Return each line holding the string "means".
──────────
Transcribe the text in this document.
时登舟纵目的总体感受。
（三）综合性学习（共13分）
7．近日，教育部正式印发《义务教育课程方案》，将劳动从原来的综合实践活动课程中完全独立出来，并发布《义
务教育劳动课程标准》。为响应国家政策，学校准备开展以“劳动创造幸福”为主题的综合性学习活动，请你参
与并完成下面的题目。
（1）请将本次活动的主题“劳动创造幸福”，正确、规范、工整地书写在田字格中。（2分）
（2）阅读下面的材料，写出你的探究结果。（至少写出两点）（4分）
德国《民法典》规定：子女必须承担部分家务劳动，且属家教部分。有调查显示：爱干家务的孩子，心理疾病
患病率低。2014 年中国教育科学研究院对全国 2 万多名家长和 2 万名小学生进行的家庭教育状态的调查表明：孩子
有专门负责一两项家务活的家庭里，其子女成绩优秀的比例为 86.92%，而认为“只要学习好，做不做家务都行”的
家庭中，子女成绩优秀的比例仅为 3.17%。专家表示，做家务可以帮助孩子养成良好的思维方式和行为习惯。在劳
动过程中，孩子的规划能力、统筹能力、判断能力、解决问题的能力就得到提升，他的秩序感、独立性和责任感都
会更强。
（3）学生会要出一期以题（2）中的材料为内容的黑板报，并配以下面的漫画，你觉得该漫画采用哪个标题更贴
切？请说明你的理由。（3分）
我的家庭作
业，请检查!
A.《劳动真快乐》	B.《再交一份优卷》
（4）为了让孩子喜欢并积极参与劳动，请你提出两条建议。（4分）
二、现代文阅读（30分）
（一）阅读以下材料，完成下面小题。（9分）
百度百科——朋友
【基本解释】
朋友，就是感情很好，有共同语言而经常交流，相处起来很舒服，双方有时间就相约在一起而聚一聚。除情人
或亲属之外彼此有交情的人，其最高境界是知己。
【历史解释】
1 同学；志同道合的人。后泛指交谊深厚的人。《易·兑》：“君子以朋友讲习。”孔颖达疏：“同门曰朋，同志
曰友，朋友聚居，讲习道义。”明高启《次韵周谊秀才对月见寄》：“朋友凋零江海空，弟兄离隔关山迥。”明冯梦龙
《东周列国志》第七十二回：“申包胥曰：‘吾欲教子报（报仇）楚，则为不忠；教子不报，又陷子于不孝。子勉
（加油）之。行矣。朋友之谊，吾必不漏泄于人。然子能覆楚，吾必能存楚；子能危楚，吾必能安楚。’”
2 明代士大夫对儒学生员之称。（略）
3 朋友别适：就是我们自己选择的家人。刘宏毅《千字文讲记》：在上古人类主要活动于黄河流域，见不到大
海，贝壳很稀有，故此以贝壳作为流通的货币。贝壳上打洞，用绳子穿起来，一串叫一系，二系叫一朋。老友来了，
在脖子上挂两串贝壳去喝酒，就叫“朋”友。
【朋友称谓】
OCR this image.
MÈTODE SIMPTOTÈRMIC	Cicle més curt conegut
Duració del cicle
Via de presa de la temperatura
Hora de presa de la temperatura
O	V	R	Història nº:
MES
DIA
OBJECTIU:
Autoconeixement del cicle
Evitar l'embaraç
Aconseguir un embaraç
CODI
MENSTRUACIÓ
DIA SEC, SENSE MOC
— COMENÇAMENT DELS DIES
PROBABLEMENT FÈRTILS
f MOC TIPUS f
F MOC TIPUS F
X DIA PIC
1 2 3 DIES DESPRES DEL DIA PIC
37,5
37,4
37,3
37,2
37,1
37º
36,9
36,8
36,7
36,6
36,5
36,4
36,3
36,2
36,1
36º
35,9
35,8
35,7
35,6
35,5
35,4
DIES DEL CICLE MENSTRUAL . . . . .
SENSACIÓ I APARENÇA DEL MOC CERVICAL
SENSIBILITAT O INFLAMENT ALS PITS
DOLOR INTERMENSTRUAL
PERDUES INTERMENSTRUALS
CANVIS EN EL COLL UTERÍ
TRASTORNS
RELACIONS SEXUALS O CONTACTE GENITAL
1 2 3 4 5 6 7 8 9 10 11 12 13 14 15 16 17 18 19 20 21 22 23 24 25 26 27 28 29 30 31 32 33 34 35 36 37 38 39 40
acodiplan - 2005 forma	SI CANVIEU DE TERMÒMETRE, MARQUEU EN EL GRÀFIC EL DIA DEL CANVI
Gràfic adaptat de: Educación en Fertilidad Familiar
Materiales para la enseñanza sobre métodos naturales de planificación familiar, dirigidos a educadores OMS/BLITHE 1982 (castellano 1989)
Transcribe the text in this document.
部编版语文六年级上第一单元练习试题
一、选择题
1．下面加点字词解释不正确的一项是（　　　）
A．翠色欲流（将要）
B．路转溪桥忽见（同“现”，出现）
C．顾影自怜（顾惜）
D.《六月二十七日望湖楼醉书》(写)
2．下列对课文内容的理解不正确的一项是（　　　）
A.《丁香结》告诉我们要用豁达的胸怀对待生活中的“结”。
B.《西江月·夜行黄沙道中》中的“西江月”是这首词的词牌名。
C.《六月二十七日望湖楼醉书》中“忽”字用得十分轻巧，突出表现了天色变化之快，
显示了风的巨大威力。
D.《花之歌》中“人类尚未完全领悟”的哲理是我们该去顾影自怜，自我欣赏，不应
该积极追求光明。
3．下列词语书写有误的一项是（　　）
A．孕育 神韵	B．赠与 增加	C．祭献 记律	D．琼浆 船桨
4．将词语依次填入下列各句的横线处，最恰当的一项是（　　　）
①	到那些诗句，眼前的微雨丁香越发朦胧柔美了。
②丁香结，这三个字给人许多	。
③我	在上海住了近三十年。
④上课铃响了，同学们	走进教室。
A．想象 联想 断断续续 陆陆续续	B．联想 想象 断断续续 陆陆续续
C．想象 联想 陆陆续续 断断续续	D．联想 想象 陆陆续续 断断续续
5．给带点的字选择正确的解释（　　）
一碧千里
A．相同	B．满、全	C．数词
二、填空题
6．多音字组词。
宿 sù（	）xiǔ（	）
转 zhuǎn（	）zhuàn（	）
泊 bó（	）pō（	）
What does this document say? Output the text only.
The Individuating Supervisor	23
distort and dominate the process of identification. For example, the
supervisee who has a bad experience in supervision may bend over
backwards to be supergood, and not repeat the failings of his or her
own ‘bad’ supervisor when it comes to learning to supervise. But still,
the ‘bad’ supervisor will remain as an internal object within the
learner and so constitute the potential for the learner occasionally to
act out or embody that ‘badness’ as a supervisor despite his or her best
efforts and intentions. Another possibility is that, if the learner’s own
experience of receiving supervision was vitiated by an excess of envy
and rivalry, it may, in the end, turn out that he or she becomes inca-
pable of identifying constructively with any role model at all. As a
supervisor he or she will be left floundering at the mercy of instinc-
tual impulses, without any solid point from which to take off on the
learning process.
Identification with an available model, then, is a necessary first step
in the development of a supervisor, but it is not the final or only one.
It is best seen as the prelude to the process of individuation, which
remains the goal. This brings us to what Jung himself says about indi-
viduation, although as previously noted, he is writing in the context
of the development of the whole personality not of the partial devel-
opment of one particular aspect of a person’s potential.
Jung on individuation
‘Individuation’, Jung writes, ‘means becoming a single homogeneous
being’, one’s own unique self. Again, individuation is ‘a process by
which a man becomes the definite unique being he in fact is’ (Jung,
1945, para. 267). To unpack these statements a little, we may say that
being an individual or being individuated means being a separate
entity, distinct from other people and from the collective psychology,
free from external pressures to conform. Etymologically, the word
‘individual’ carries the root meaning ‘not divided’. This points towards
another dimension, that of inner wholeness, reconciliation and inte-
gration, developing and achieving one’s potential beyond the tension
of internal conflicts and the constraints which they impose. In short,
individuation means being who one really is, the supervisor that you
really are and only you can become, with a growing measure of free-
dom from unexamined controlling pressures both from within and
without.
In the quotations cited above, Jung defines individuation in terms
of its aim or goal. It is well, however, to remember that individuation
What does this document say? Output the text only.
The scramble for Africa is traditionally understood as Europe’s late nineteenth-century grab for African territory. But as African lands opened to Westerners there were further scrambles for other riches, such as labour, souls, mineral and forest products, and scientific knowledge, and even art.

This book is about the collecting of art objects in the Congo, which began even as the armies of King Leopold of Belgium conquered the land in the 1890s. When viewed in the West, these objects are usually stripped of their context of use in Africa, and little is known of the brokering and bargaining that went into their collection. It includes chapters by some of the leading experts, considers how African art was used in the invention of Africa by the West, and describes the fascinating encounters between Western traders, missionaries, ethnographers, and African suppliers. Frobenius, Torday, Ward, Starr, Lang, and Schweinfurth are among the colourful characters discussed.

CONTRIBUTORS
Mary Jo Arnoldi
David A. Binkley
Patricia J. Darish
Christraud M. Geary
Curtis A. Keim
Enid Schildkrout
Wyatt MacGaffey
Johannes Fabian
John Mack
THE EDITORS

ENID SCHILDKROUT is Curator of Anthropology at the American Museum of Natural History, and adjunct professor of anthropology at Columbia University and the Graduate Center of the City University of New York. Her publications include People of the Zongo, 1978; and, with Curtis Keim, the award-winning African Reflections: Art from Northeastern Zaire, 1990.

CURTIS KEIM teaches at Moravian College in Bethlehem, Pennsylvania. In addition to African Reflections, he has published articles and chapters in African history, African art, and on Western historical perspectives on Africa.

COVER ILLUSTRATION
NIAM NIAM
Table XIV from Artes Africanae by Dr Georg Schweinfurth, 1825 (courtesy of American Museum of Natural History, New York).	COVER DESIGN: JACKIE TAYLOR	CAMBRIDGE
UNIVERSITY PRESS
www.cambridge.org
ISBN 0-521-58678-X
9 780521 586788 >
──────────
**FINISHED EXERCISE**:
‘Individuation’, Jung writes, ‘means becoming a single homogeneous
being an individual or being individuated means being a separate
individuation means being who one really is, the supervisor that you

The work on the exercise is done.